### Data supplied

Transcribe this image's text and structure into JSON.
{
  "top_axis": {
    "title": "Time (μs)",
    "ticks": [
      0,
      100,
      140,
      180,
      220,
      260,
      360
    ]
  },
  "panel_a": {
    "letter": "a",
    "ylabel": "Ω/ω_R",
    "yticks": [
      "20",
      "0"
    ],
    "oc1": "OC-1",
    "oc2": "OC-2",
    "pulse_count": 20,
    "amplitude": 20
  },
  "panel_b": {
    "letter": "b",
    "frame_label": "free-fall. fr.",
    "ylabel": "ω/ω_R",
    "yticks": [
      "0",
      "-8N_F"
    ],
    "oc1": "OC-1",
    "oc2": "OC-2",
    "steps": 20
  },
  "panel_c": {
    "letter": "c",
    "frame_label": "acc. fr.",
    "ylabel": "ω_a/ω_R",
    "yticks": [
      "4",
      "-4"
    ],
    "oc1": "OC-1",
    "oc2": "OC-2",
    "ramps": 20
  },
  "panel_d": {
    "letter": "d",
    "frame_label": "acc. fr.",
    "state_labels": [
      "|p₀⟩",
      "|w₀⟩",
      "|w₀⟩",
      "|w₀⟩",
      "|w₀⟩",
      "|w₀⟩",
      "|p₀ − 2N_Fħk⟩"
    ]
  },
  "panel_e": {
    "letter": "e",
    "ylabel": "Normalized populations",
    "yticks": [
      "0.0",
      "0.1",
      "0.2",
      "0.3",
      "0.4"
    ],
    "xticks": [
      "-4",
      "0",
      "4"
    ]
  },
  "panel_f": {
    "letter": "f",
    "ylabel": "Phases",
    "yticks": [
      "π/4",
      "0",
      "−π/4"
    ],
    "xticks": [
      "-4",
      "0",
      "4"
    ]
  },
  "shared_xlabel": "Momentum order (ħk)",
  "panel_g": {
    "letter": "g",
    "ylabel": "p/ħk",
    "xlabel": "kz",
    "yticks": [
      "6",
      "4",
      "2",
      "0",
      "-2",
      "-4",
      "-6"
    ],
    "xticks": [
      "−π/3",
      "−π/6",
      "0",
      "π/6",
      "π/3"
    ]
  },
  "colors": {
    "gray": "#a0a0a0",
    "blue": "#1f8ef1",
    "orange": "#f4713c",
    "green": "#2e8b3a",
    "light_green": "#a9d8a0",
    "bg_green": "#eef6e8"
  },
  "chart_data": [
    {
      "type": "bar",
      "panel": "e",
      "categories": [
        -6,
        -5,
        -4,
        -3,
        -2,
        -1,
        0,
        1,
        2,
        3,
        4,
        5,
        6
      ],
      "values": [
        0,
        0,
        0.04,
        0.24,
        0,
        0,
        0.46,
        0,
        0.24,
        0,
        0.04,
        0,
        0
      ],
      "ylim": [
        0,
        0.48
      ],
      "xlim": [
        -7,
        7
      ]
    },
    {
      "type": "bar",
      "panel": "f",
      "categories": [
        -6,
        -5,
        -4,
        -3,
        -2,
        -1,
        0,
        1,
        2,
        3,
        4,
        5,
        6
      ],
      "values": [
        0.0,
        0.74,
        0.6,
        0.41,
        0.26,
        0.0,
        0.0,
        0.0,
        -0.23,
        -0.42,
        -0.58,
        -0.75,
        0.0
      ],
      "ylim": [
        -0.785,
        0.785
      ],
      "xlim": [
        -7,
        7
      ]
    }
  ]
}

######

Task. Return the lines above exactly, keeping every word.

The completed task.
Transcribe this image's text and structure into JSON.
{
  "top_axis": {
    "title": "Time (μs)",
    "ticks": [
      0,
      100,
      140,
      180,
      220,
      260,
      360
    ]
  },
  "panel_a": {
    "letter": "a",
    "ylabel": "Ω/ω_R",
    "yticks": [
      "20",
      "0"
    ],
    "oc1": "OC-1",
    "oc2": "OC-2",
    "pulse_count": 20,
    "amplitude": 20
  },
  "panel_b": {
    "letter": "b",
    "frame_label": "free-fall. fr.",
    "ylabel": "ω/ω_R",
    "yticks": [
      "0",
      "-8N_F"
    ],
    "oc1": "OC-1",
    "oc2": "OC-2",
    "steps": 20
  },
  "panel_c": {
    "letter": "c",
    "frame_label": "acc. fr.",
    "ylabel": "ω_a/ω_R",
    "yticks": [
      "4",
      "-4"
    ],
    "oc1": "OC-1",
    "oc2": "OC-2",
    "ramps": 20
  },
  "panel_d": {
    "letter": "d",
    "frame_label": "acc. fr.",
    "state_labels": [
      "|p₀⟩",
      "|w₀⟩",
      "|w₀⟩",
      "|w₀⟩",
      "|w₀⟩",
      "|w₀⟩",
      "|p₀ − 2N_Fħk⟩"
    ]
  },
  "panel_e": {
    "letter": "e",
    "ylabel": "Normalized populations",
    "yticks": [
      "0.0",
      "0.1",
      "0.2",
      "0.3",
      "0.4"
    ],
    "xticks": [
      "-4",
      "0",
      "4"
    ]
  },
  "panel_f": {
    "letter": "f",
    "ylabel": "Phases",
    "yticks": [
      "π/4",
      "0",
      "−π/4"
    ],
    "xticks": [
      "-4",
      "0",
      "4"
    ]
  },
  "shared_xlabel": "Momentum order (ħk)",
  "panel_g": {
    "letter": "g",
    "ylabel": "p/ħk",
    "xlabel": "kz",
    "yticks": [
      "6",
      "4",
      "2",
      "0",
      "-2",
      "-4",
      "-6"
    ],
    "xticks": [
      "−π/3",
      "−π/6",
      "0",
      "π/6",
      "π/3"
    ]
  },
  "colors": {
    "gray": "#a0a0a0",
    "blue": "#1f8ef1",
    "orange": "#f4713c",
    "green": "#2e8b3a",
    "light_green": "#a9d8a0",
    "bg_green": "#eef6e8"
  },
  "chart_data": [
    {
      "type": "bar",
      "panel": "e",
      "categories": [
        -6,
        -5,
        -4,
        -3,
        -2,
        -1,
        0,
        1,
        2,
        3,
        4,
        5,
        6
      ],
      "values": [
        0,
        0,
        0.04,
        0.24,
        0,
        0,
        0.46,
        0,
        0.24,
        0,
        0.04,
        0,
        0
      ],
      "ylim": [
        0,
        0.48
      ],
      "xlim": [
        -7,
        7
      ]
    },
    {
      "type": "bar",
      "panel": "f",
      "categories": [
        -6,
        -5,
        -4,
        -3,
        -2,
        -1,
        0,
        1,
        2,
        3,
        4,
        5,
        6
      ],
      "values": [
        0.0,
        0.74,
        0.6,
        0.41,
        0.26,
        0.0,
        0.0,
        0.0,
        -0.23,
        -0.42,
        -0.58,
        -0.75,
        0.0
      ],
      "ylim": [
        -0.785,
        0.785
      ],
      "xlim": [
        -7,
        7
      ]
    }
  ]
}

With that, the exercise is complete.